Rows from a layout dataset:
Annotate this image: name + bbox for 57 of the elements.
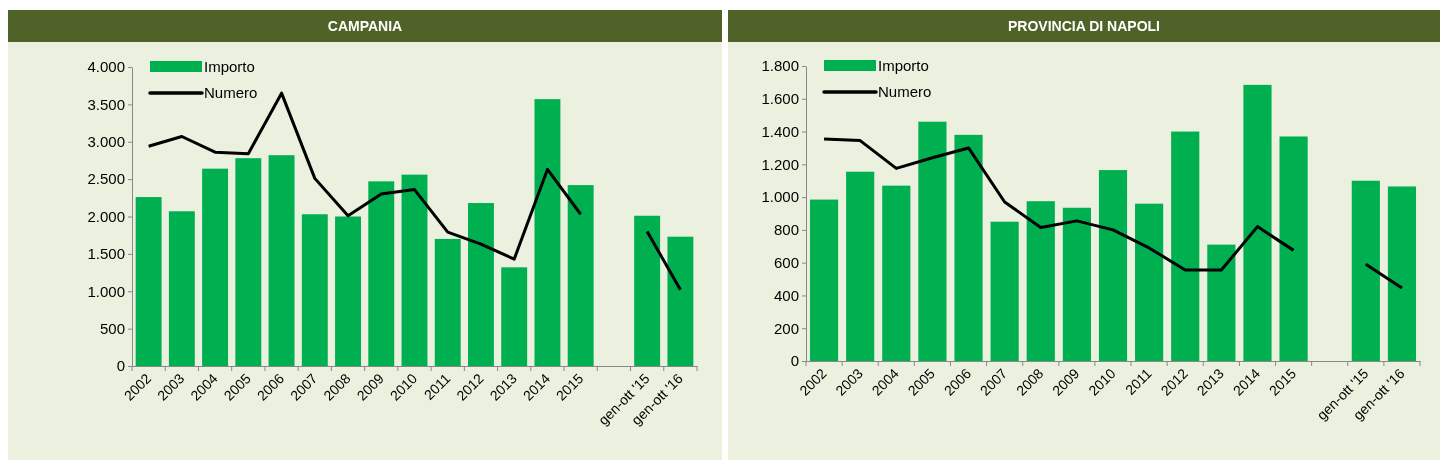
legend-label: Importo (878, 57, 929, 74)
bar (1026, 201, 1055, 361)
y-tick-label: 800 (773, 221, 799, 239)
legend-label: Numero (878, 83, 932, 100)
legend-label: Numero (204, 84, 258, 101)
bar (954, 134, 983, 361)
bar (1243, 84, 1272, 361)
bar (809, 199, 839, 361)
bar (268, 155, 295, 366)
y-tick-label: 3.500 (87, 95, 125, 113)
bar (846, 171, 875, 361)
chart-title: CAMPANIA (327, 18, 403, 34)
y-tick-label: 1.600 (761, 90, 799, 108)
y-tick-label: 2.500 (87, 170, 125, 188)
y-tick-label: 0 (116, 357, 125, 375)
y-tick-label: 1.400 (761, 122, 799, 140)
bar (1098, 170, 1128, 361)
y-tick-label: 0 (790, 352, 799, 370)
bar (567, 185, 594, 366)
bar (135, 197, 162, 366)
bar (1279, 136, 1308, 361)
bar (401, 174, 428, 366)
bar (301, 214, 328, 366)
bar (534, 99, 561, 366)
bar (202, 168, 229, 366)
chart-title: PROVINCIA DI NAPOLI (1008, 18, 1160, 34)
bar (990, 221, 1019, 361)
y-tick-label: 1.500 (87, 245, 125, 263)
bar (1351, 180, 1380, 361)
y-tick-label: 4.000 (87, 58, 125, 76)
bar (168, 211, 195, 366)
bar (918, 121, 947, 361)
bar (634, 215, 661, 366)
bar (667, 236, 694, 366)
bar (882, 185, 911, 361)
bar (235, 158, 262, 366)
bar (335, 216, 361, 366)
y-tick-label: 400 (773, 286, 799, 304)
bar (468, 203, 494, 366)
bar (1207, 244, 1236, 361)
bar (434, 238, 461, 366)
y-tick-label: 1.000 (87, 282, 125, 300)
y-tick-label: 1.000 (761, 188, 799, 206)
bar (368, 181, 395, 366)
bar (1171, 131, 1200, 361)
y-tick-label: 3.000 (87, 133, 125, 151)
legend-label: Importo (204, 58, 255, 75)
bar (1135, 203, 1164, 361)
bar (1062, 207, 1091, 361)
bar (1387, 186, 1417, 361)
y-tick-label: 500 (99, 319, 125, 337)
y-tick-label: 1.200 (761, 155, 799, 173)
bar (501, 267, 528, 366)
y-tick-label: 2.000 (87, 207, 125, 225)
y-tick-label: 1.800 (761, 57, 799, 75)
y-tick-label: 600 (773, 253, 799, 271)
y-tick-label: 200 (773, 319, 799, 337)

__TASK GOAL__
Repeat the lines of the records above, beginning at the line containing "legend-label: Importo (878, 57, 929, 74)" and ending with the line containing "bar (268, 155, 295, 366)", both included.

__CORRECT OUTPUT__
legend-label: Importo (878, 57, 929, 74)
bar (1026, 201, 1055, 361)
y-tick-label: 800 (773, 221, 799, 239)
legend-label: Numero (878, 83, 932, 100)
legend-label: Numero (204, 84, 258, 101)
bar (954, 134, 983, 361)
bar (1243, 84, 1272, 361)
bar (809, 199, 839, 361)
bar (268, 155, 295, 366)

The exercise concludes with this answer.